> **Input data**:
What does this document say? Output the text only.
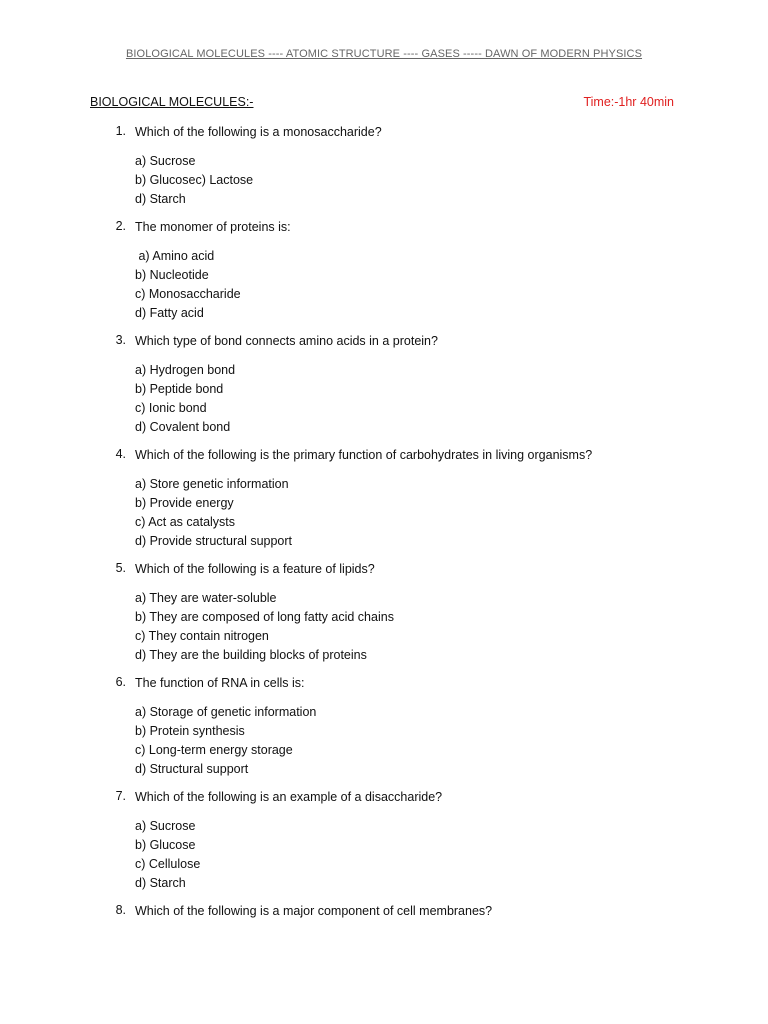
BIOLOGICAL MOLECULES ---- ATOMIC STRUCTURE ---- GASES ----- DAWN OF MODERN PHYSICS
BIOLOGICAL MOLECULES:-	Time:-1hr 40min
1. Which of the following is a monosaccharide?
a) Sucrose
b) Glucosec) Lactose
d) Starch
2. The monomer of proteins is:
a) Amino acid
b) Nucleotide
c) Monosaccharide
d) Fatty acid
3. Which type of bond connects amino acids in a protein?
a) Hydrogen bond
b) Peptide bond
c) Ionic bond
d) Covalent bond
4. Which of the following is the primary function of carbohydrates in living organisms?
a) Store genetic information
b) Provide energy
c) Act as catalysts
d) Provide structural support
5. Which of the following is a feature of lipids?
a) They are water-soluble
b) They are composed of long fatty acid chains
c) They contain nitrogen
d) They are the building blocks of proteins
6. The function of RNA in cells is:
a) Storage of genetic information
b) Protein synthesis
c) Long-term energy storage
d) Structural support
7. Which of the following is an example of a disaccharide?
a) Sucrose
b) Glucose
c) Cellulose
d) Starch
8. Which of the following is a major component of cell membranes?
==
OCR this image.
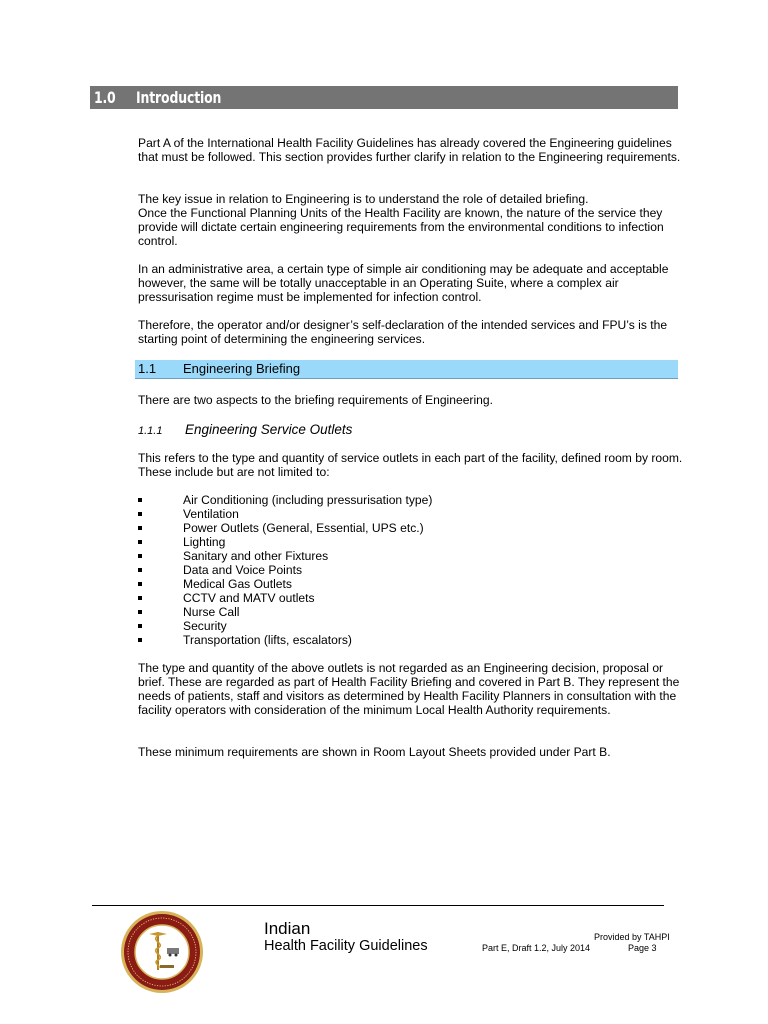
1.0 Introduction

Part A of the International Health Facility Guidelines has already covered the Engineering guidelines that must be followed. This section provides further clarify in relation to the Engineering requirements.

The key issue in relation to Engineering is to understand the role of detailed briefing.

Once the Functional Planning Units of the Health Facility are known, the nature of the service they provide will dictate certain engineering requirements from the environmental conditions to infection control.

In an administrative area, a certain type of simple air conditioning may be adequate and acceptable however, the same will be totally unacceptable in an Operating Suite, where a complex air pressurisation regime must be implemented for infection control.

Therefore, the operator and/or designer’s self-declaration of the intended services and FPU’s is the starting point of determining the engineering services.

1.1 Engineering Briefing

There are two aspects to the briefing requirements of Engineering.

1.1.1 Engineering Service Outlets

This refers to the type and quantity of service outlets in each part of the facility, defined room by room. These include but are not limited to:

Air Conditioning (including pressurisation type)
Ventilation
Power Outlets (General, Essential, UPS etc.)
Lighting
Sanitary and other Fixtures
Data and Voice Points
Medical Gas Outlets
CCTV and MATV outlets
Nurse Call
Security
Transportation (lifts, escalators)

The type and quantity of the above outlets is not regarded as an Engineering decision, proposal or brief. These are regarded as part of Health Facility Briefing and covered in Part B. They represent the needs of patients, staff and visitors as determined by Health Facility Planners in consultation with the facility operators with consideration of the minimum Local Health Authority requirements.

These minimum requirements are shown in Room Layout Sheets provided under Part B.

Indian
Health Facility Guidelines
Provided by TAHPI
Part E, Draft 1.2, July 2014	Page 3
...
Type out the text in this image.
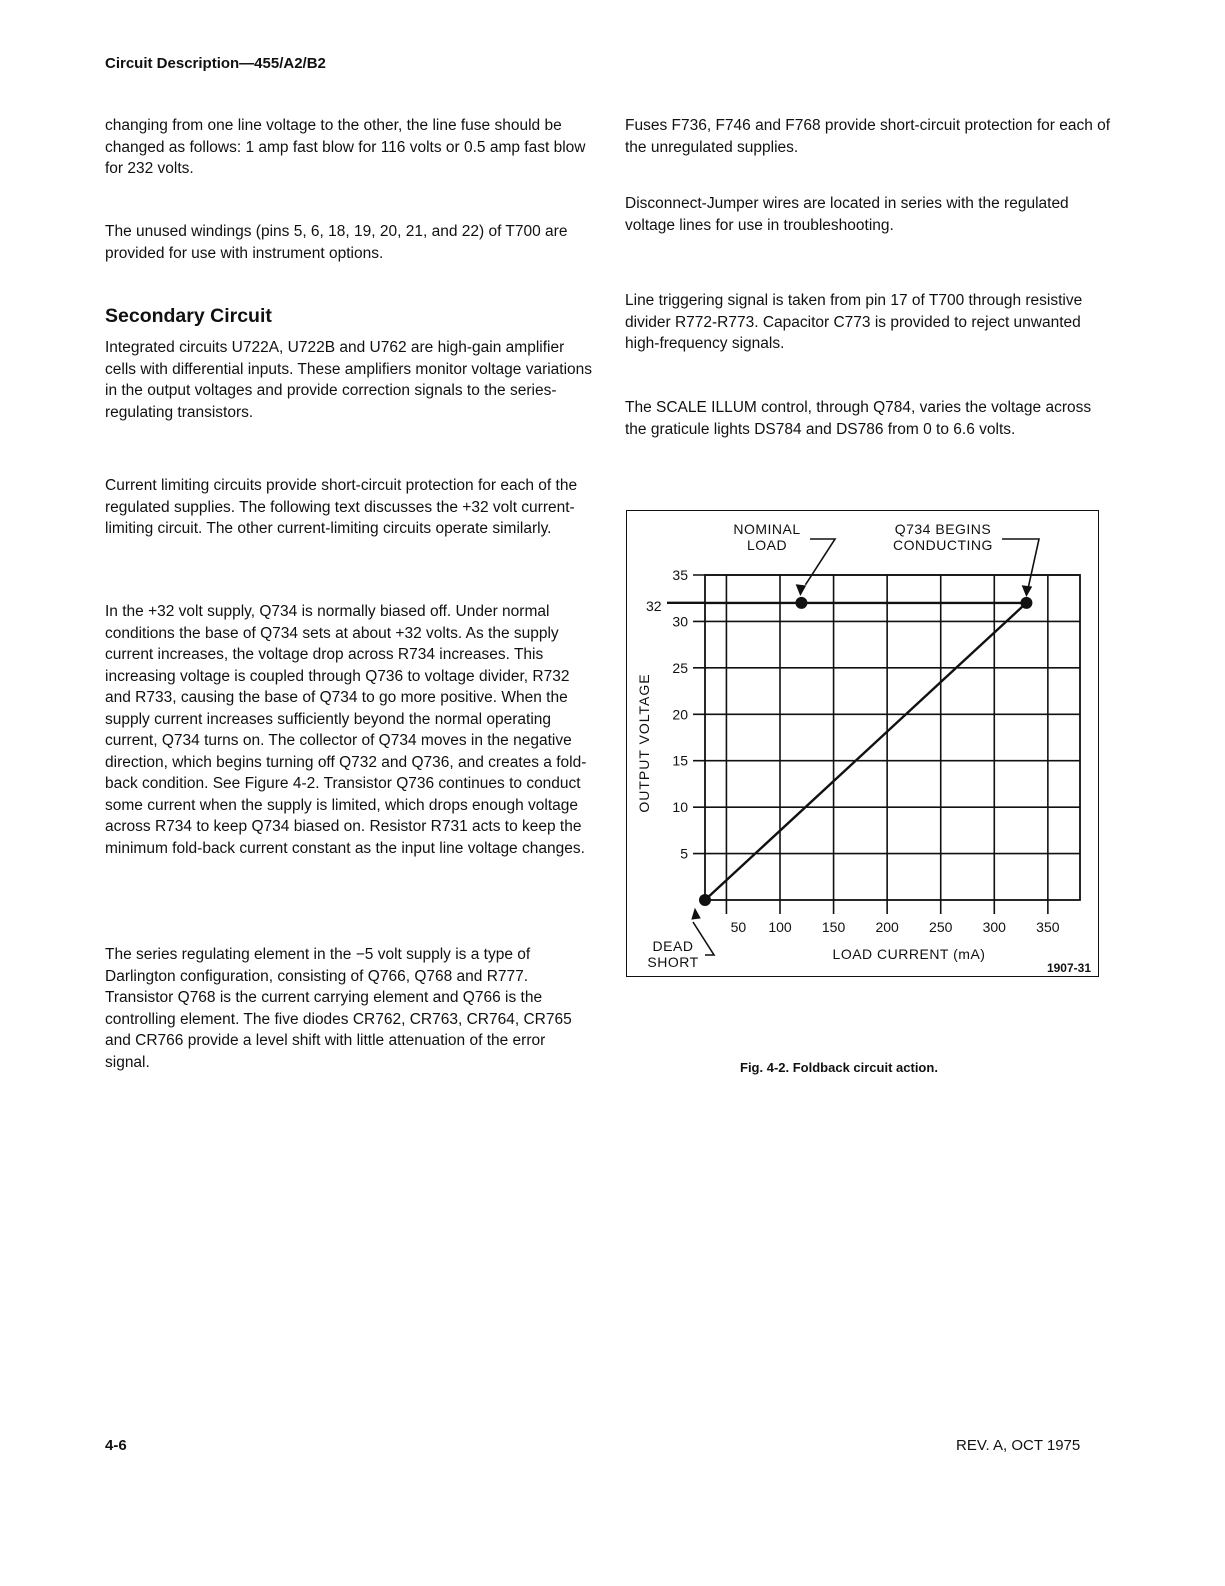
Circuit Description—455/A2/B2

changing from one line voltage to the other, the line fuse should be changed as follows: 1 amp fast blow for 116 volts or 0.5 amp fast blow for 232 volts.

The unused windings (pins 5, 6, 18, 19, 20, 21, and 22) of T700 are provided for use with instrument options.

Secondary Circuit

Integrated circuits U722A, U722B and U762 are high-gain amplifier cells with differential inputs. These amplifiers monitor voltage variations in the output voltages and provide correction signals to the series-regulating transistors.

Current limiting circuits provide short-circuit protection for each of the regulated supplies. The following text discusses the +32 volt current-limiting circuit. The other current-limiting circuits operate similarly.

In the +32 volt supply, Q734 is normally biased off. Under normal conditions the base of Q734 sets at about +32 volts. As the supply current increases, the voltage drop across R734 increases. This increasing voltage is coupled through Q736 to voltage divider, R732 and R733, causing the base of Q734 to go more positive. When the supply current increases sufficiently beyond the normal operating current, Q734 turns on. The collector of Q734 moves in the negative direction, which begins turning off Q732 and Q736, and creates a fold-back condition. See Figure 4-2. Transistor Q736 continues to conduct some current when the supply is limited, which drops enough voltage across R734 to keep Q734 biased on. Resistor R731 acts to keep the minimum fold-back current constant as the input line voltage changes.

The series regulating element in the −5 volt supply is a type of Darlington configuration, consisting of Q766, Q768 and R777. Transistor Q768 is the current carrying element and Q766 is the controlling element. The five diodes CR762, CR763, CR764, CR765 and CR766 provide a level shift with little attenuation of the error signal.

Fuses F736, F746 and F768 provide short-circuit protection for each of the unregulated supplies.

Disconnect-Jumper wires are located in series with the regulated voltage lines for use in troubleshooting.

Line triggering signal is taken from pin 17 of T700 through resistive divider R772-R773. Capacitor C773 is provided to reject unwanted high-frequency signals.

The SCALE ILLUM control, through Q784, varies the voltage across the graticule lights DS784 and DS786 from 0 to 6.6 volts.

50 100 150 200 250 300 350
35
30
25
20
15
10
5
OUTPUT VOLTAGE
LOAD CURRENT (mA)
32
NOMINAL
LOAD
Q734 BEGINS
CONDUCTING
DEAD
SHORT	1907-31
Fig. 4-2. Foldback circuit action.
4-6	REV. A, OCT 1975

> **Exercise**: Count the lines of the data above where the string "supplies" shows up; reply with the number only.

> **Answer space**: 2